- **任务要求**: 判断下列三项陈述是否与下面关于铅中毒治疗的文字相符，每项回答"是"或"否"，并原样引用文中起决定作用的字句：(a) 络合剂的使用受到肾毒性的限制；(b) 吸附剂会增加铅在肾脏的排泄；(c) 目前血液灌流所用的吸附剂主要由国内生产。

目前Pb中毒药物治疗以络合剂(如EDTA、DMSA)为主,但肾毒性及通过肾脏排泄局限了其使用。吸附剂用于驱铅研究已取得很大进展,吸附剂不仅可降低机体铅含量,还具有较络合剂更显著的优点,既不增加铅在肾脏排泄也不加重肾脏的铅负荷。
血液灌流是临床上治疗急性重金属中毒最常用的方法之一,血液灌流是将患者的血液引出体外,利用吸附剂吸附去除血液中的重金属等有害物质,使患者的血液得到净化。血液灌流的关键是吸附剂,目前采用的吸附剂主要依靠进口,成本高昂,极大地加重了患者的负担。因此,研究一种制作简单、成本低廉、吸附性能好的血液灌流吸附剂十分必要。

- **所给数据**:
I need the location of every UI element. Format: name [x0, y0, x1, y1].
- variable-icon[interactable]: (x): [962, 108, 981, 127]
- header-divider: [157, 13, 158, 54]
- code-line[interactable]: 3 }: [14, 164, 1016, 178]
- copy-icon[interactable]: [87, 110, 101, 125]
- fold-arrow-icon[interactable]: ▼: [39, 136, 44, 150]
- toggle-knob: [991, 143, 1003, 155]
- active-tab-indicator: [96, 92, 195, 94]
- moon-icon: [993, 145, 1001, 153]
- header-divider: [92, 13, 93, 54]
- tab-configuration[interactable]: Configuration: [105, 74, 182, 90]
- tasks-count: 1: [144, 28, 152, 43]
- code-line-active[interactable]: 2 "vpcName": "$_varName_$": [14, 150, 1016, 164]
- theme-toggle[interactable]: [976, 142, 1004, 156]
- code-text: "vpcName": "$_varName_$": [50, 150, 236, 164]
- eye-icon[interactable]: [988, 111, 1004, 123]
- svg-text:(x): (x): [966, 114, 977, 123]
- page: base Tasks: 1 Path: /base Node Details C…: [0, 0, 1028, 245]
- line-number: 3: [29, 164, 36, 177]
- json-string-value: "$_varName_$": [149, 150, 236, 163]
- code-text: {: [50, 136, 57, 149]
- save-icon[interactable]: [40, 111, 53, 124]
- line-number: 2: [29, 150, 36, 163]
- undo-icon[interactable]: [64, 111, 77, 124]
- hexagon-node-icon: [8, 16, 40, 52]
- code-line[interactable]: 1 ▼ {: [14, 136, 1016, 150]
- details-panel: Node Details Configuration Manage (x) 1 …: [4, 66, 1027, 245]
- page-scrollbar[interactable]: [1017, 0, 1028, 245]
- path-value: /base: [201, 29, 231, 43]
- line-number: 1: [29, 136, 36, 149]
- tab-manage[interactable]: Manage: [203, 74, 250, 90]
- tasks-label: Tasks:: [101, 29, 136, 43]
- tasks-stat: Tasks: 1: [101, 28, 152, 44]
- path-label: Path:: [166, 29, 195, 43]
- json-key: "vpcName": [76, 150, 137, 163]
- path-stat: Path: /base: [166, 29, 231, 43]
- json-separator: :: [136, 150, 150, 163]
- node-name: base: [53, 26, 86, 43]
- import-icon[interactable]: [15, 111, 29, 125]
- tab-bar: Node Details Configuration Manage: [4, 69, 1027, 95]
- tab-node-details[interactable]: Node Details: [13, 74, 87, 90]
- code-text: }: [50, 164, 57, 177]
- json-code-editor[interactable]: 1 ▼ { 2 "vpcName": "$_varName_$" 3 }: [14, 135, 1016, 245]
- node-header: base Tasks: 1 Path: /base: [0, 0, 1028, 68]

- **你的解答**:
(a) 是。"但肾毒性及通过肾脏排泄局限了其使用"
(b) 否。"既不增加铅在肾脏排泄也不加重肾脏的铅负荷"
(c) 否。"目前采用的吸附剂主要依靠进口"